→ **TO BE DONE**:
Reproduce the listing below character for character; drop every image.

══════

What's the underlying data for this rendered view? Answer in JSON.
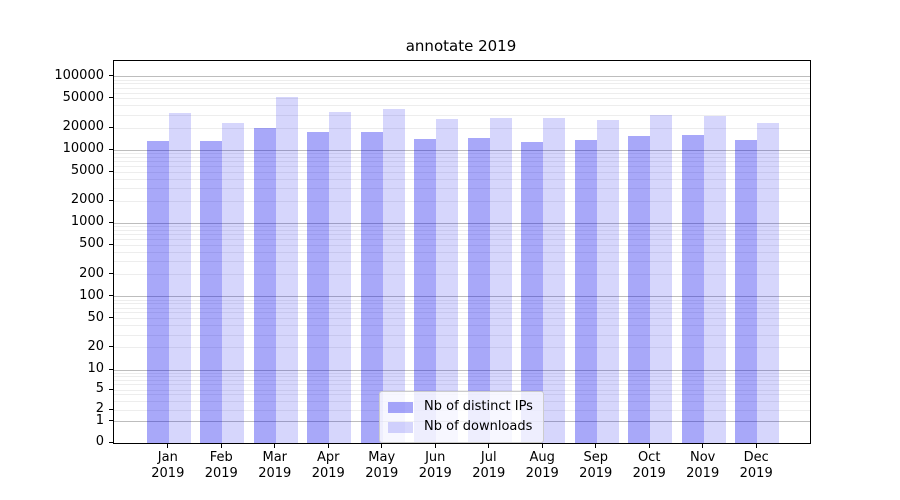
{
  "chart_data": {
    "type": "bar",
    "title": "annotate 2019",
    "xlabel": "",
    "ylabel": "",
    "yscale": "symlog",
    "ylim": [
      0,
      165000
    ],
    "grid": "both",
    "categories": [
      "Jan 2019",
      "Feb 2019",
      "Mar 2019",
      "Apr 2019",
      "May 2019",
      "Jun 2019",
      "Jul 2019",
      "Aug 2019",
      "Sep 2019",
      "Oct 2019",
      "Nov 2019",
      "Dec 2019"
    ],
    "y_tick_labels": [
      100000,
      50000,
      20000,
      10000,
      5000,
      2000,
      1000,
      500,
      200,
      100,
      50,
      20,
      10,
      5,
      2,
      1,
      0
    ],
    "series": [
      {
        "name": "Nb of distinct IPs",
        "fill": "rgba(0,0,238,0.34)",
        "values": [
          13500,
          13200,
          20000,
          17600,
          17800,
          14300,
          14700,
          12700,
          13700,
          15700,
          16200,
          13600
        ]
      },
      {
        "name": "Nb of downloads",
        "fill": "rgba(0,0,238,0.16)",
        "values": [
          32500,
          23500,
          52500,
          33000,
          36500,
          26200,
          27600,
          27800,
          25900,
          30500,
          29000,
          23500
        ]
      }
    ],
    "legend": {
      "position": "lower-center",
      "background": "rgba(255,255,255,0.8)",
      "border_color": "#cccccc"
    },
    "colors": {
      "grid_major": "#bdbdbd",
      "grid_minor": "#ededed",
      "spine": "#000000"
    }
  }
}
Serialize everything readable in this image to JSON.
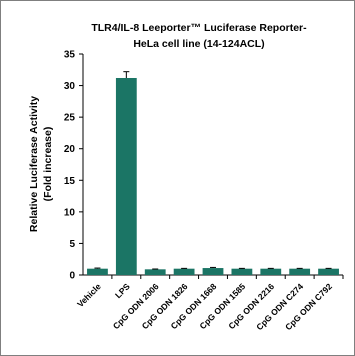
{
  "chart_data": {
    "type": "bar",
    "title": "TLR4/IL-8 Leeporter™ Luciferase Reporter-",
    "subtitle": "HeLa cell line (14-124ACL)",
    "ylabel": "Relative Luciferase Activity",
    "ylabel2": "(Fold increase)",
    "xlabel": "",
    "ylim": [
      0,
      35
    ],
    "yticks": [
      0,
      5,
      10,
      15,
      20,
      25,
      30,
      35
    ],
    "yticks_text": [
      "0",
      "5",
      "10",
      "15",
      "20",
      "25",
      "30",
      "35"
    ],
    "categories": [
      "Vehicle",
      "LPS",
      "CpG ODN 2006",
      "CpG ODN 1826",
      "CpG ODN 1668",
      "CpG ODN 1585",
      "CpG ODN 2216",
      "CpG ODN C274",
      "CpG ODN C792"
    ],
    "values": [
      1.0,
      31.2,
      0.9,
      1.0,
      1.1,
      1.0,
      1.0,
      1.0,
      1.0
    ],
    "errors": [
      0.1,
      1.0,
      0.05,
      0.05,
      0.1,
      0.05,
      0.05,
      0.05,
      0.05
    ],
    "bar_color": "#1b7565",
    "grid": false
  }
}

══════

→ **OUTPUT FOR THIS TASK**:
What's the underlying data for this rendered view? Answer in JSON.
{
  "chart_data": {
    "type": "bar",
    "title": "annotate 2019",
    "xlabel": "",
    "ylabel": "",
    "yscale": "symlog",
    "ylim": [
      0,
      165000
    ],
    "grid": "both",
    "categories": [
      "Jan 2019",
      "Feb 2019",
      "Mar 2019",
      "Apr 2019",
      "May 2019",
      "Jun 2019",
      "Jul 2019",
      "Aug 2019",
      "Sep 2019",
      "Oct 2019",
      "Nov 2019",
      "Dec 2019"
    ],
    "y_tick_labels": [
      100000,
      50000,
      20000,
      10000,
      5000,
      2000,
      1000,
      500,
      200,
      100,
      50,
      20,
      10,
      5,
      2,
      1,
      0
    ],
    "series": [
      {
        "name": "Nb of distinct IPs",
        "fill": "rgba(0,0,238,0.34)",
        "values": [
          13500,
          13200,
          20000,
          17600,
          17800,
          14300,
          14700,
          12700,
          13700,
          15700,
          16200,
          13600
        ]
      },
      {
        "name": "Nb of downloads",
        "fill": "rgba(0,0,238,0.16)",
        "values": [
          32500,
          23500,
          52500,
          33000,
          36500,
          26200,
          27600,
          27800,
          25900,
          30500,
          29000,
          23500
        ]
      }
    ],
    "legend": {
      "position": "lower-center",
      "background": "rgba(255,255,255,0.8)",
      "border_color": "#cccccc"
    },
    "colors": {
      "grid_major": "#bdbdbd",
      "grid_minor": "#ededed",
      "spine": "#000000"
    }
  }
}
Serialize everything readable in this image to JSON.
{
  "chart_data": {
    "type": "bar",
    "title": "TLR4/IL-8 Leeporter™ Luciferase Reporter-",
    "subtitle": "HeLa cell line (14-124ACL)",
    "ylabel": "Relative Luciferase Activity",
    "ylabel2": "(Fold increase)",
    "xlabel": "",
    "ylim": [
      0,
      35
    ],
    "yticks": [
      0,
      5,
      10,
      15,
      20,
      25,
      30,
      35
    ],
    "yticks_text": [
      "0",
      "5",
      "10",
      "15",
      "20",
      "25",
      "30",
      "35"
    ],
    "categories": [
      "Vehicle",
      "LPS",
      "CpG ODN 2006",
      "CpG ODN 1826",
      "CpG ODN 1668",
      "CpG ODN 1585",
      "CpG ODN 2216",
      "CpG ODN C274",
      "CpG ODN C792"
    ],
    "values": [
      1.0,
      31.2,
      0.9,
      1.0,
      1.1,
      1.0,
      1.0,
      1.0,
      1.0
    ],
    "errors": [
      0.1,
      1.0,
      0.05,
      0.05,
      0.1,
      0.05,
      0.05,
      0.05,
      0.05
    ],
    "bar_color": "#1b7565",
    "grid": false
  }
}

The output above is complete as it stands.